Collected data entries
[start]
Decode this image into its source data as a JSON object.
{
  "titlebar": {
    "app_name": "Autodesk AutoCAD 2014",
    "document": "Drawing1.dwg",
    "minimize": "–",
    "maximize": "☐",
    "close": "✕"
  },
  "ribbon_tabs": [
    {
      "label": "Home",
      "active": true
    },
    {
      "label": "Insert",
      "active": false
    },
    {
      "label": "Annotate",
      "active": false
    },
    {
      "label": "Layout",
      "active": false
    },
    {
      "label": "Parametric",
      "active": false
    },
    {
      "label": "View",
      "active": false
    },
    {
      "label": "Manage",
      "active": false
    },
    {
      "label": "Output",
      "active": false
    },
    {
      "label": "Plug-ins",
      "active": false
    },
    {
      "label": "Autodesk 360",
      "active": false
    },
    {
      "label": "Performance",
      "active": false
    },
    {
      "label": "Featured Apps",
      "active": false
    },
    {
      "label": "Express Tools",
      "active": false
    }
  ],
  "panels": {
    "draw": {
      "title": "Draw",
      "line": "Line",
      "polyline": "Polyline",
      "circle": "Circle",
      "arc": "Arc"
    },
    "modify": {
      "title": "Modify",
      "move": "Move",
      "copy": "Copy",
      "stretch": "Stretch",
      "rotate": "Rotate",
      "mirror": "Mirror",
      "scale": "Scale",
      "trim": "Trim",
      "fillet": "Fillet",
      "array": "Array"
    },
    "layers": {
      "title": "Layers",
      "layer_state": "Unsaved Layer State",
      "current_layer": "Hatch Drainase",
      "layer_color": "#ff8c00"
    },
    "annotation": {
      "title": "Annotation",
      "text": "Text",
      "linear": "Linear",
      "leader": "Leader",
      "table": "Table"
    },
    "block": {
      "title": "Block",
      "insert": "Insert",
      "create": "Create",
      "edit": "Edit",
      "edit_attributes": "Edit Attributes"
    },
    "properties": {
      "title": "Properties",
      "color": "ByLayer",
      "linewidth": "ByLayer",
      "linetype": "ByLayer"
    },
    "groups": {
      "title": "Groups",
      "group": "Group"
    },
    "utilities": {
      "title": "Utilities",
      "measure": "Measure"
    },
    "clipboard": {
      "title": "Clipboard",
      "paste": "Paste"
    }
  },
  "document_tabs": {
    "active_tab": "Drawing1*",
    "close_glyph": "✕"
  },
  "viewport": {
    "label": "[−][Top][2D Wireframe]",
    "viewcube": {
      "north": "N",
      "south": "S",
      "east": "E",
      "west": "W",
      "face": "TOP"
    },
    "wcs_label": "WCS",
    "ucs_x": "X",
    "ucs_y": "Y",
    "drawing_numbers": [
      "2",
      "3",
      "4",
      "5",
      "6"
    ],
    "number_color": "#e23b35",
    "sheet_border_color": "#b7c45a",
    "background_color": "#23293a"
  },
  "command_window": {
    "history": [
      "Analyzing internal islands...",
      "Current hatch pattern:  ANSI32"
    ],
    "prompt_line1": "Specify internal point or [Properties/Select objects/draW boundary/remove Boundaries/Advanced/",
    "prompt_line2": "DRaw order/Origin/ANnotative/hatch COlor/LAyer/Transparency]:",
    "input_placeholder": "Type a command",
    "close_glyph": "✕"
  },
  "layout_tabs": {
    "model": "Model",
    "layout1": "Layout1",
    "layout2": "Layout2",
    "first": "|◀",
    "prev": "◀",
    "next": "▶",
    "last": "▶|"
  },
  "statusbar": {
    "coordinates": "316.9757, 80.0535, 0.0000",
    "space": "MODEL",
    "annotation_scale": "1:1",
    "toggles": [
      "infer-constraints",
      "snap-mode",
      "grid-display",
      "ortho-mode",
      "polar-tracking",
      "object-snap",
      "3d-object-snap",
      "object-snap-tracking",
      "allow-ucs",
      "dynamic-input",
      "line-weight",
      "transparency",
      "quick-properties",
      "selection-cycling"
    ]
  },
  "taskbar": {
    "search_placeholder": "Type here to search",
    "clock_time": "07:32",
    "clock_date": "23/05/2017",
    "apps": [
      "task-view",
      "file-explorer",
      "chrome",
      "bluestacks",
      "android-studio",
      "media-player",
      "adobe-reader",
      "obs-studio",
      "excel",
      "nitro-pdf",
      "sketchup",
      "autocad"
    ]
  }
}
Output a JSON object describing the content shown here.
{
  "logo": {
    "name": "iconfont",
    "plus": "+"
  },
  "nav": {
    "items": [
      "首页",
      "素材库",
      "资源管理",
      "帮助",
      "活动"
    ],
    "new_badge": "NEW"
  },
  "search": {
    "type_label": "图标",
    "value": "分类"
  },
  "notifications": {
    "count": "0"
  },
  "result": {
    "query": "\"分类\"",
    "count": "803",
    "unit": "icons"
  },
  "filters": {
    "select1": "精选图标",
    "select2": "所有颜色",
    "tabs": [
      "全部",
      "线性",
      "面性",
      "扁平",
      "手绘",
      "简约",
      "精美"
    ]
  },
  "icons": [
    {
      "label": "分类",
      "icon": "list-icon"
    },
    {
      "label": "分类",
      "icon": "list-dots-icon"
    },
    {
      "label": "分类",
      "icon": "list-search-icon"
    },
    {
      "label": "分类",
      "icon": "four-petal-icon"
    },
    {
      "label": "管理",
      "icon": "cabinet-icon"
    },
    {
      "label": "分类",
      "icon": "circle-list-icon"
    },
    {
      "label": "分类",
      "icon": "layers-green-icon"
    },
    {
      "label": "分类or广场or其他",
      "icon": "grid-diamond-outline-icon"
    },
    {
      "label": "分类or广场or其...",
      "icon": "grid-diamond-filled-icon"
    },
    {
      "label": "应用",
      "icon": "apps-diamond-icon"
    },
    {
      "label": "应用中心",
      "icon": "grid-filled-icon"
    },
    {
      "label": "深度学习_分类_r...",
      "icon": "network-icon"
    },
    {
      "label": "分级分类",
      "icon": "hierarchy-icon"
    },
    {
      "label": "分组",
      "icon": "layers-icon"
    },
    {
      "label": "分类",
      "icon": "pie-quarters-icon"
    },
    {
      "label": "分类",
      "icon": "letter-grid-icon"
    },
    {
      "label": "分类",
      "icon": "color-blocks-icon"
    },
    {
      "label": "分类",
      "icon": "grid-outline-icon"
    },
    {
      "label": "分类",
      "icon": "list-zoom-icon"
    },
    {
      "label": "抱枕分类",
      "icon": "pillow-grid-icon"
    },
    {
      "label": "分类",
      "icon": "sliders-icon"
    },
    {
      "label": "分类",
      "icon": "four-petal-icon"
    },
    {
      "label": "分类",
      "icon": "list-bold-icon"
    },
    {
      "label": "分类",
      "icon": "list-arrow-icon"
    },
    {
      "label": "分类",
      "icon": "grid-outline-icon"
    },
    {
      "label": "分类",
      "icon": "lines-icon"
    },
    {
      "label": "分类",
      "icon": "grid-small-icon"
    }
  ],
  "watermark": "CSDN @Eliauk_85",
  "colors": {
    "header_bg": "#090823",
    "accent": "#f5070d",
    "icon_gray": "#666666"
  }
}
[end]
__Exercise aim__
In the records above, find each line holding "internal" and copy it.

__Full answer__
      "Analyzing internal islands...",
    "prompt_line1": "Specify internal point or [Properties/Select objects/draW boundary/remove Boundaries/Advanced/",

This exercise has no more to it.